Goal of the exercise = Every entry below must appear again, exactly as written.

-- Start of Extracted data --

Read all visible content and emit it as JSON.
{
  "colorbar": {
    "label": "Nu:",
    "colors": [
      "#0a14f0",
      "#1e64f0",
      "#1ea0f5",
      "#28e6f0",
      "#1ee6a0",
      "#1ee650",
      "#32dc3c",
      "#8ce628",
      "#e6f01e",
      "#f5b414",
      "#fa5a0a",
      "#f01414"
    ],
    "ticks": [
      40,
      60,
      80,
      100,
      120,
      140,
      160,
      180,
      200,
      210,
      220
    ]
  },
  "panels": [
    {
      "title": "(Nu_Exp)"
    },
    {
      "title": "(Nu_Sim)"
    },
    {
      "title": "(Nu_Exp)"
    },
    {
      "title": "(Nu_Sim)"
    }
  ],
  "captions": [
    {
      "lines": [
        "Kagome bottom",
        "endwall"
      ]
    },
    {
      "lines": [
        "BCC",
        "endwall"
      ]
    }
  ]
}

-- End of Extracted data --

The solution =
Read all visible content and emit it as JSON.
{
  "colorbar": {
    "label": "Nu:",
    "colors": [
      "#0a14f0",
      "#1e64f0",
      "#1ea0f5",
      "#28e6f0",
      "#1ee6a0",
      "#1ee650",
      "#32dc3c",
      "#8ce628",
      "#e6f01e",
      "#f5b414",
      "#fa5a0a",
      "#f01414"
    ],
    "ticks": [
      40,
      60,
      80,
      100,
      120,
      140,
      160,
      180,
      200,
      210,
      220
    ]
  },
  "panels": [
    {
      "title": "(Nu_Exp)"
    },
    {
      "title": "(Nu_Sim)"
    },
    {
      "title": "(Nu_Exp)"
    },
    {
      "title": "(Nu_Sim)"
    }
  ],
  "captions": [
    {
      "lines": [
        "Kagome bottom",
        "endwall"
      ]
    },
    {
      "lines": [
        "BCC",
        "endwall"
      ]
    }
  ]
}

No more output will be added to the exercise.